Extracts from a graphics dataset
════════
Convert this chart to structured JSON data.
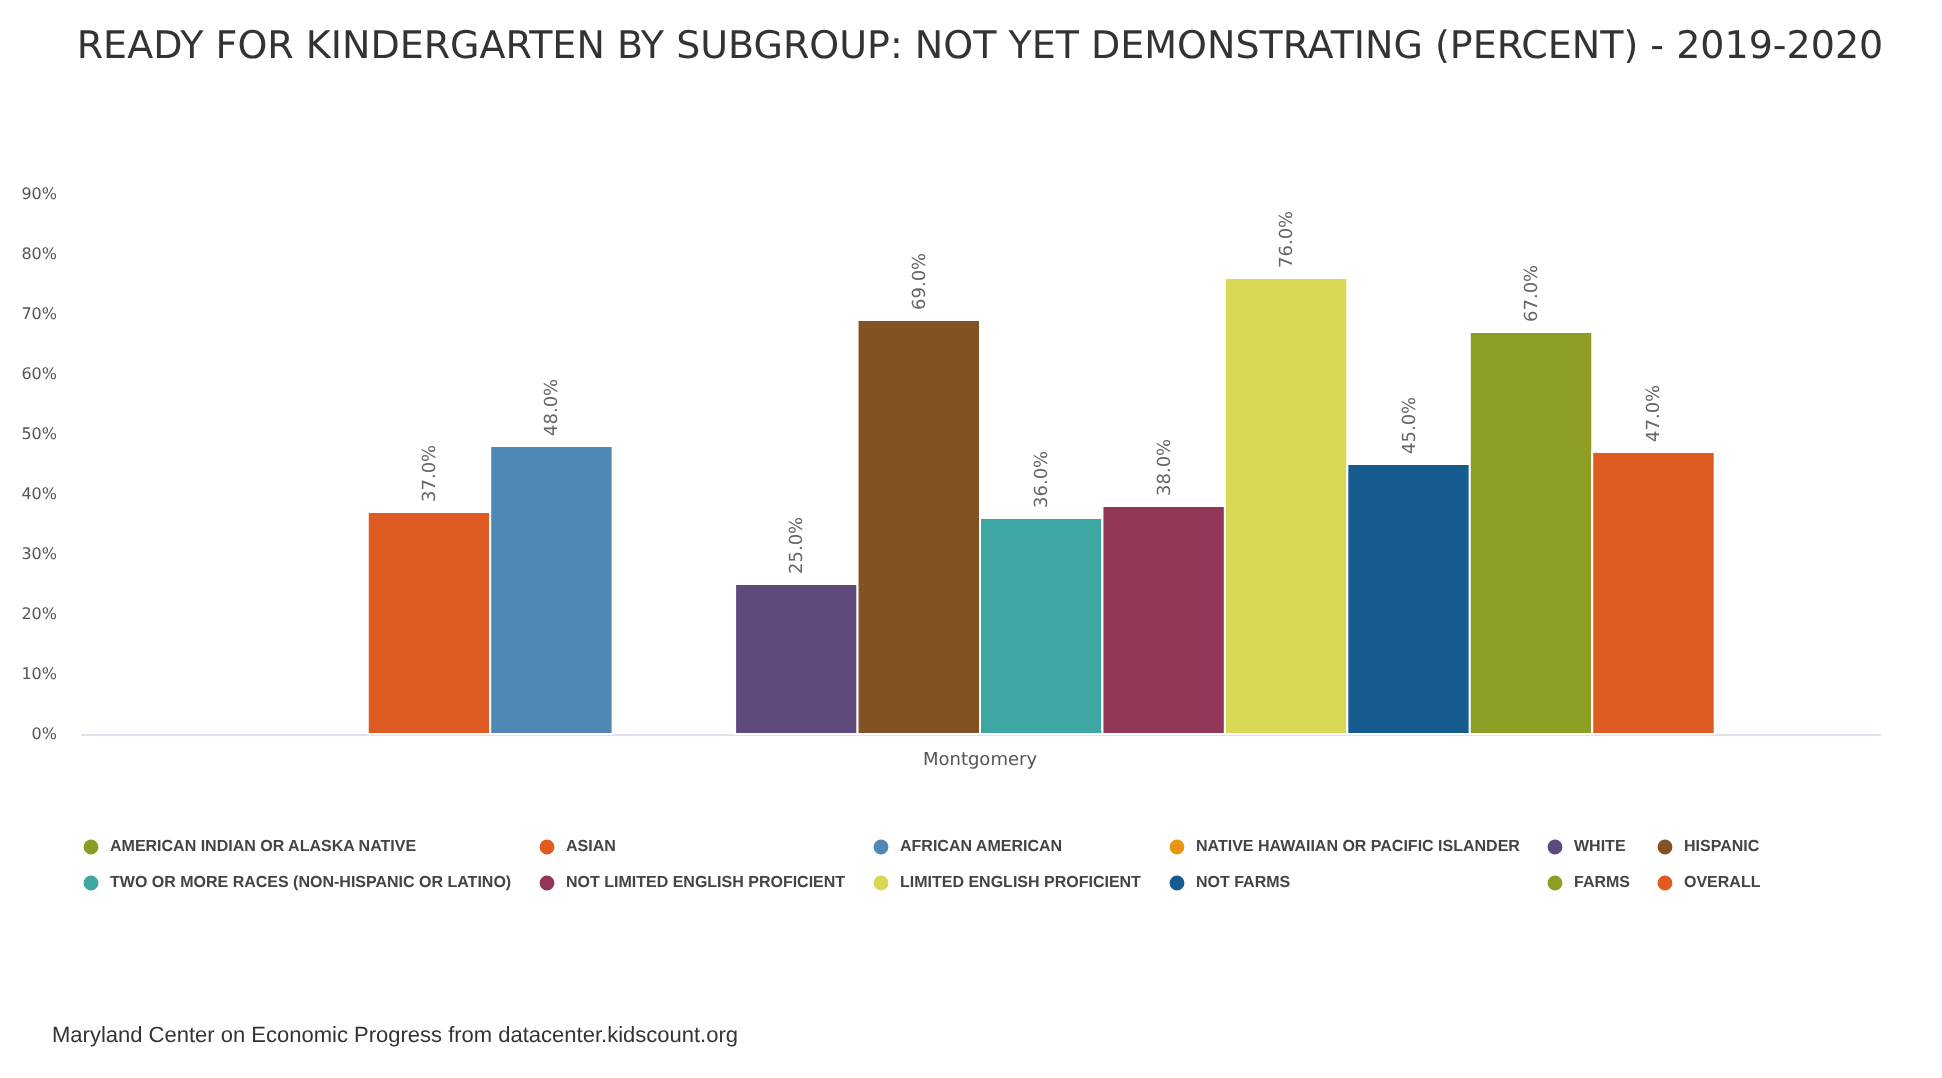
{
  "chart_data": {
    "type": "bar",
    "title": "READY FOR KINDERGARTEN BY SUBGROUP: NOT YET DEMONSTRATING (PERCENT) - 2019-2020",
    "categories": [
      "Montgomery"
    ],
    "series": [
      {
        "name": "AMERICAN INDIAN OR ALASKA NATIVE",
        "color": "#8c9c24",
        "values": [
          null
        ],
        "value_labels": [
          null
        ]
      },
      {
        "name": "ASIAN",
        "color": "#de5b21",
        "values": [
          37
        ],
        "value_labels": [
          "37.0%"
        ]
      },
      {
        "name": "AFRICAN AMERICAN",
        "color": "#5087b4",
        "values": [
          48
        ],
        "value_labels": [
          "48.0%"
        ]
      },
      {
        "name": "NATIVE HAWAIIAN OR PACIFIC ISLANDER",
        "color": "#e8960f",
        "values": [
          null
        ],
        "value_labels": [
          null
        ]
      },
      {
        "name": "WHITE",
        "color": "#5e4a7c",
        "values": [
          25
        ],
        "value_labels": [
          "25.0%"
        ]
      },
      {
        "name": "HISPANIC",
        "color": "#825224",
        "values": [
          69
        ],
        "value_labels": [
          "69.0%"
        ]
      },
      {
        "name": "TWO OR MORE RACES (NON-HISPANIC OR LATINO)",
        "color": "#3ea6a3",
        "values": [
          36
        ],
        "value_labels": [
          "36.0%"
        ]
      },
      {
        "name": "NOT LIMITED ENGLISH PROFICIENT",
        "color": "#923659",
        "values": [
          38
        ],
        "value_labels": [
          "38.0%"
        ]
      },
      {
        "name": "LIMITED ENGLISH PROFICIENT",
        "color": "#d9d957",
        "values": [
          76
        ],
        "value_labels": [
          "76.0%"
        ]
      },
      {
        "name": "NOT FARMS",
        "color": "#165b8f",
        "values": [
          45
        ],
        "value_labels": [
          "45.0%"
        ]
      },
      {
        "name": "FARMS",
        "color": "#8e9e25",
        "values": [
          67
        ],
        "value_labels": [
          "67.0%"
        ]
      },
      {
        "name": "OVERALL",
        "color": "#de5b21",
        "values": [
          47
        ],
        "value_labels": [
          "47.0%"
        ]
      }
    ],
    "ylim": [
      0,
      90
    ],
    "yticks": [
      {
        "value": 0,
        "label": "0%"
      },
      {
        "value": 10,
        "label": "10%"
      },
      {
        "value": 20,
        "label": "20%"
      },
      {
        "value": 30,
        "label": "30%"
      },
      {
        "value": 40,
        "label": "40%"
      },
      {
        "value": 50,
        "label": "50%"
      },
      {
        "value": 60,
        "label": "60%"
      },
      {
        "value": 70,
        "label": "70%"
      },
      {
        "value": 80,
        "label": "80%"
      },
      {
        "value": 90,
        "label": "90%"
      }
    ],
    "grid": false,
    "legend": "bottom",
    "annotations": [
      "Maryland Center on Economic Progress from datacenter.kidscount.org"
    ]
  }
}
════════
» The task
Take every line that includes the string "NATIVE" and copy it.

» Exercise output
        "name": "AMERICAN INDIAN OR ALASKA NATIVE",
        "name": "NATIVE HAWAIIAN OR PACIFIC ISLANDER",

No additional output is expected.